* [Your task] Report how many lines contain "ffffff", with no other words.

## Begin Data shown

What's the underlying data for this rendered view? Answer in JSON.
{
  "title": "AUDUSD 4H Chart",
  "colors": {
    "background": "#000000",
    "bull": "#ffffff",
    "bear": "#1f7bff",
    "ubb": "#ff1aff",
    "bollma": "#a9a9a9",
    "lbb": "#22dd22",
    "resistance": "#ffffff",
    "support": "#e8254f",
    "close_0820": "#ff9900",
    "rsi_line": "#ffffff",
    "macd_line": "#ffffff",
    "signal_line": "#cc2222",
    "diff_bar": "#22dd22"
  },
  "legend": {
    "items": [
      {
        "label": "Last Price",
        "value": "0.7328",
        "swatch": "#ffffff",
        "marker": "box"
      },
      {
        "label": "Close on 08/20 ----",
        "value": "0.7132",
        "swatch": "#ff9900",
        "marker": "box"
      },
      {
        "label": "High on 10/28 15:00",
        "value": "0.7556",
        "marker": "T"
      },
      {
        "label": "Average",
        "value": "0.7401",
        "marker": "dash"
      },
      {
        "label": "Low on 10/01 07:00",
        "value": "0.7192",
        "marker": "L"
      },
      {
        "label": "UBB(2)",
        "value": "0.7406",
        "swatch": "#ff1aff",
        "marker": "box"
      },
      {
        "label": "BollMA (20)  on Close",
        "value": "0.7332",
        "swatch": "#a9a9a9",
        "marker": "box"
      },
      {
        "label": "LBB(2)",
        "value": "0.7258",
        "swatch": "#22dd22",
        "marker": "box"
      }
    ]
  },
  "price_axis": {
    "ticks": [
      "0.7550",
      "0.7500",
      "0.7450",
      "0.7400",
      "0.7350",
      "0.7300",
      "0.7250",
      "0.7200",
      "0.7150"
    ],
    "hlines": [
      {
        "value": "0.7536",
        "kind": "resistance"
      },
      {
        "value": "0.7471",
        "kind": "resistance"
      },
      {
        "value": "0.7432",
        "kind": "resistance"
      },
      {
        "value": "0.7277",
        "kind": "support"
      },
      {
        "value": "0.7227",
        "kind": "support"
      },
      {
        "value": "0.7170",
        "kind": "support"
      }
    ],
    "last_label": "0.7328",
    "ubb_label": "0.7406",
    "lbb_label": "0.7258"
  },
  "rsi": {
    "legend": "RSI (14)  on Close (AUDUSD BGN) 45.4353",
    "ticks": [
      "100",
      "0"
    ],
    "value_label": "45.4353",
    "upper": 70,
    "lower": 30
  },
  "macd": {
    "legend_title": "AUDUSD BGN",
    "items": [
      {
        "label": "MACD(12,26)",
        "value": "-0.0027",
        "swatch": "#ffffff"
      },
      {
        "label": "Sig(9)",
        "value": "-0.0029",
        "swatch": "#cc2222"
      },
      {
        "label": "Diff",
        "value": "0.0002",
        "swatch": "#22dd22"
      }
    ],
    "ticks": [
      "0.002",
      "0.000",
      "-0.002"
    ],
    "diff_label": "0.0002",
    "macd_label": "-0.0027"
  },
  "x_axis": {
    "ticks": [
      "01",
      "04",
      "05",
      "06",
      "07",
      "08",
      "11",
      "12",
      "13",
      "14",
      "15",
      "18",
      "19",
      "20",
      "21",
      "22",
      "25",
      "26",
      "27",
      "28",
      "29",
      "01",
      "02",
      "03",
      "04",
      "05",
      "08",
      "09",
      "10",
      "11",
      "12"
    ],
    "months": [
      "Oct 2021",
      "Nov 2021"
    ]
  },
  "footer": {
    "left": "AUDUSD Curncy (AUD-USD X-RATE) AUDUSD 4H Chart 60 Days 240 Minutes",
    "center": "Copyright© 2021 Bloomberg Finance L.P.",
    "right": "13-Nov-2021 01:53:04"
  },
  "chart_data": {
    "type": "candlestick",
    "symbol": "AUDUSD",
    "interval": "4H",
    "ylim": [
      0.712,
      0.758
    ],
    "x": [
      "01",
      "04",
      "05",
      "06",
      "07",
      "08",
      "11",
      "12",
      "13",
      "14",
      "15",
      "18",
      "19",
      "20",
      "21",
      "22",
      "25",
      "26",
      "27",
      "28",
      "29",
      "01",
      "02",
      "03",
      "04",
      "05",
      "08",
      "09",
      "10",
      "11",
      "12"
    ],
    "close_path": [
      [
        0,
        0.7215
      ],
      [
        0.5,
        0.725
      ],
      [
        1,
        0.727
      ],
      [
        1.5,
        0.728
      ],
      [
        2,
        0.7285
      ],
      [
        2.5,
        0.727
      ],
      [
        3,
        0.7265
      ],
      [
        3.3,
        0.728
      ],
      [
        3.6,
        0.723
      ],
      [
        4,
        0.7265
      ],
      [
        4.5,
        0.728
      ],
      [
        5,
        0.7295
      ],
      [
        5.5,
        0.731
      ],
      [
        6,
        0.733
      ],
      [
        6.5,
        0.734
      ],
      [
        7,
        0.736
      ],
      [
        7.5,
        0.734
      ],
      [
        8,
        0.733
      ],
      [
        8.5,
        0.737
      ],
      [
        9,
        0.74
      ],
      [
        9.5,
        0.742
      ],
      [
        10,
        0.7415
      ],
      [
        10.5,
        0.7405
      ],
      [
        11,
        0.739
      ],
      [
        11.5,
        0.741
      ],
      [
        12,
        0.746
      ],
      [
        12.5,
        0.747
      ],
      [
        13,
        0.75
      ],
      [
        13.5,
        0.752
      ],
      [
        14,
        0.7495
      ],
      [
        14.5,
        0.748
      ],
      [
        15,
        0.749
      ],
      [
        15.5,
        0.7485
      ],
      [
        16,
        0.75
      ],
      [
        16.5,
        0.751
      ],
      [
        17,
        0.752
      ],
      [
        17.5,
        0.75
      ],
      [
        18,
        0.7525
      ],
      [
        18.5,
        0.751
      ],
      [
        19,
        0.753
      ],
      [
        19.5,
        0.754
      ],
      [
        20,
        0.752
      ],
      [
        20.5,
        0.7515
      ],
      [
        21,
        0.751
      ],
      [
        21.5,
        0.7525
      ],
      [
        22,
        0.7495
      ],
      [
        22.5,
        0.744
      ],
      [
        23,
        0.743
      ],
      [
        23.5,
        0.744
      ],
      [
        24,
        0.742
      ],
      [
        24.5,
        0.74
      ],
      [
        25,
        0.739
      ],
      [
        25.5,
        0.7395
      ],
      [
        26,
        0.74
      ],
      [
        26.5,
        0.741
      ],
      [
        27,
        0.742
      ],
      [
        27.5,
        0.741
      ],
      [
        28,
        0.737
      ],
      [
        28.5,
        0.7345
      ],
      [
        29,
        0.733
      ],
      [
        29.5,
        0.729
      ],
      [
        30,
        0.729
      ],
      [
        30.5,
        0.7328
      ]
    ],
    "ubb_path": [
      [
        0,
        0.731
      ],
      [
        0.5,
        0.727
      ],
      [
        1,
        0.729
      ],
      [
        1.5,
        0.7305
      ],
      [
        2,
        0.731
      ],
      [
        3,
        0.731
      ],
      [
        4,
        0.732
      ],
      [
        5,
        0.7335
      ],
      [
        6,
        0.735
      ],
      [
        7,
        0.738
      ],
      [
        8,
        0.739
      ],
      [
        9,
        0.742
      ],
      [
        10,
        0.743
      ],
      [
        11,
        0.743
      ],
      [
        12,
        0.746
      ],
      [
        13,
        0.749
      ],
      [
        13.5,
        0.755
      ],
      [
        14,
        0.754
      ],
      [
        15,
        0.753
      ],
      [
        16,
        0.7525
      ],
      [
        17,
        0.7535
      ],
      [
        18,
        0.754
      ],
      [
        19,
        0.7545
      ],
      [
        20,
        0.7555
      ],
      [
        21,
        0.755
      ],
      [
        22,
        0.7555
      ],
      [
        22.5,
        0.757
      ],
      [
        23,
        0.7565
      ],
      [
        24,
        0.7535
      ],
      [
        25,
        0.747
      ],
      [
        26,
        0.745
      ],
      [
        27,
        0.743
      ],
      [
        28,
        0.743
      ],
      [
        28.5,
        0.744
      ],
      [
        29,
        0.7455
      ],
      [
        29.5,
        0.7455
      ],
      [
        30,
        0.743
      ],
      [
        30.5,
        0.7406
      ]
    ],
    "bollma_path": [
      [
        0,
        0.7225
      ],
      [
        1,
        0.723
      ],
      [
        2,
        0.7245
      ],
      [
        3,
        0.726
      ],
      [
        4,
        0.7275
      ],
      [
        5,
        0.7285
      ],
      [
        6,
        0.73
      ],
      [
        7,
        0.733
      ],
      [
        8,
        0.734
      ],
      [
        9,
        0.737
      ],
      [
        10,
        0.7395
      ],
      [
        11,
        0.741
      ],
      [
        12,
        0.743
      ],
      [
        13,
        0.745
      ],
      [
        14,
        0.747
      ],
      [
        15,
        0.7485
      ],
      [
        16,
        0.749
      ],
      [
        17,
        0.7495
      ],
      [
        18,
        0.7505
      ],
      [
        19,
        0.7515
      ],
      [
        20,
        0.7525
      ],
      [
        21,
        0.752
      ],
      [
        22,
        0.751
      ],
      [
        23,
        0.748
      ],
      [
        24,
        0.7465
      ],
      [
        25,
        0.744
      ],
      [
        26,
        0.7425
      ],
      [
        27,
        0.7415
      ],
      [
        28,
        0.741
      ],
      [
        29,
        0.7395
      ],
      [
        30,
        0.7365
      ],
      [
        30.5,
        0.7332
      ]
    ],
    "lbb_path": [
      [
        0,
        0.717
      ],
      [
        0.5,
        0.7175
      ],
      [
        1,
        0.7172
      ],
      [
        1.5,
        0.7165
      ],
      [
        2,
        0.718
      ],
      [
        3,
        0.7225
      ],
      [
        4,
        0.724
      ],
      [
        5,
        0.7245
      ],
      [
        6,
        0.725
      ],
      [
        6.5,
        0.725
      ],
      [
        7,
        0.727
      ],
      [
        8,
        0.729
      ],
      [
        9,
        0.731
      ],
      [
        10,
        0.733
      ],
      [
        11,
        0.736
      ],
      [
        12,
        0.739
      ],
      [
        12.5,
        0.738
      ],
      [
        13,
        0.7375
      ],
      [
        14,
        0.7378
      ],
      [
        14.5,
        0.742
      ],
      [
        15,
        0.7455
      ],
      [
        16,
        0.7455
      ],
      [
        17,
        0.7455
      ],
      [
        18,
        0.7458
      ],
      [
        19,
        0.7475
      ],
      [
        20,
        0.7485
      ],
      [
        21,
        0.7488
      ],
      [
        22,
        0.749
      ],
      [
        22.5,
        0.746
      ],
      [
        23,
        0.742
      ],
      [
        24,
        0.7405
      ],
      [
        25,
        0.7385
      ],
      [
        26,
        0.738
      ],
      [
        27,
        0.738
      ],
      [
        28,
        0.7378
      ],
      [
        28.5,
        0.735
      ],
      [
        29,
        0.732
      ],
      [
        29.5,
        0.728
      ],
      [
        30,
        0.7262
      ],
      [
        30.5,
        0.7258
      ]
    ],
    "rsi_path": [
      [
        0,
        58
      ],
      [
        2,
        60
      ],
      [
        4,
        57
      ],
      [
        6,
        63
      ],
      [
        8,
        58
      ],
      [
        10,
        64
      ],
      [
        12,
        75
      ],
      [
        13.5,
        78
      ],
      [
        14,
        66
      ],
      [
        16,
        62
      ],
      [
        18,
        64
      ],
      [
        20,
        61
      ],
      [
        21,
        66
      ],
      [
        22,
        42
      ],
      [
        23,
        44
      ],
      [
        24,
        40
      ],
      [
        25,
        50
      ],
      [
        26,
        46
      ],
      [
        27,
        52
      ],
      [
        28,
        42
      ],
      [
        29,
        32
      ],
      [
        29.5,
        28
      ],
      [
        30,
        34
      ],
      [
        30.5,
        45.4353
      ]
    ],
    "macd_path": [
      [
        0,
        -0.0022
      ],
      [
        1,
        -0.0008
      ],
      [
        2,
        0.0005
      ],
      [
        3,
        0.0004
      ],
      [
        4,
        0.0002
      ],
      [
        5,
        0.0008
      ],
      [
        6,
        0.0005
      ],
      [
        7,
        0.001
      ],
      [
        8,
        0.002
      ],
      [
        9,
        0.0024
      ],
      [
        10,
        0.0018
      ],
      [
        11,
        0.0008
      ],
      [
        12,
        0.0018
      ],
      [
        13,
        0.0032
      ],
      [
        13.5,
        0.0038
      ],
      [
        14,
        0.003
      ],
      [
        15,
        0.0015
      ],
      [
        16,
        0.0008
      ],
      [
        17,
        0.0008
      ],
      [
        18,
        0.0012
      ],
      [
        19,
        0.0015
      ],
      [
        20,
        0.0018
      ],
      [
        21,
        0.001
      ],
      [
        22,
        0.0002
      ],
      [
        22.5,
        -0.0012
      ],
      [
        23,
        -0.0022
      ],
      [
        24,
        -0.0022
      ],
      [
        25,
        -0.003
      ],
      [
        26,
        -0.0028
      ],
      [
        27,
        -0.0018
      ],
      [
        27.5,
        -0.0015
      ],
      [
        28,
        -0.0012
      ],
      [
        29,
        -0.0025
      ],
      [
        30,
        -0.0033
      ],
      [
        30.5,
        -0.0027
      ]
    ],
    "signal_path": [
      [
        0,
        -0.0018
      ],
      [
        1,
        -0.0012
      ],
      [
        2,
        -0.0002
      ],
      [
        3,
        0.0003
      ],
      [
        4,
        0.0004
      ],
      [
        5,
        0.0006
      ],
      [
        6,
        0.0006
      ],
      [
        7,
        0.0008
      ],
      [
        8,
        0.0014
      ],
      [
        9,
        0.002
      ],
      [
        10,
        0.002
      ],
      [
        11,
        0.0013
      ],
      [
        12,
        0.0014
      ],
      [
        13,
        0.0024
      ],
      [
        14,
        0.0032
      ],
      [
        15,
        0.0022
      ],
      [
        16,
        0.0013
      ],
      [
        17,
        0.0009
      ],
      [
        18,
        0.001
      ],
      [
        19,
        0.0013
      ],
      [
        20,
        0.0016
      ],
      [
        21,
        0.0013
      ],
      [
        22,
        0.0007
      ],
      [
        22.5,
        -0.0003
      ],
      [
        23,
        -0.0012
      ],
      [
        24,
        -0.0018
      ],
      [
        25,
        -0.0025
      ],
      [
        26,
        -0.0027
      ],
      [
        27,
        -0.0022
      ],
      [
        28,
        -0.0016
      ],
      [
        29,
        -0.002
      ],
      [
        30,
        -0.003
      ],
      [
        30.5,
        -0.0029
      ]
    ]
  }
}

## End Data shown

* [Reply] 6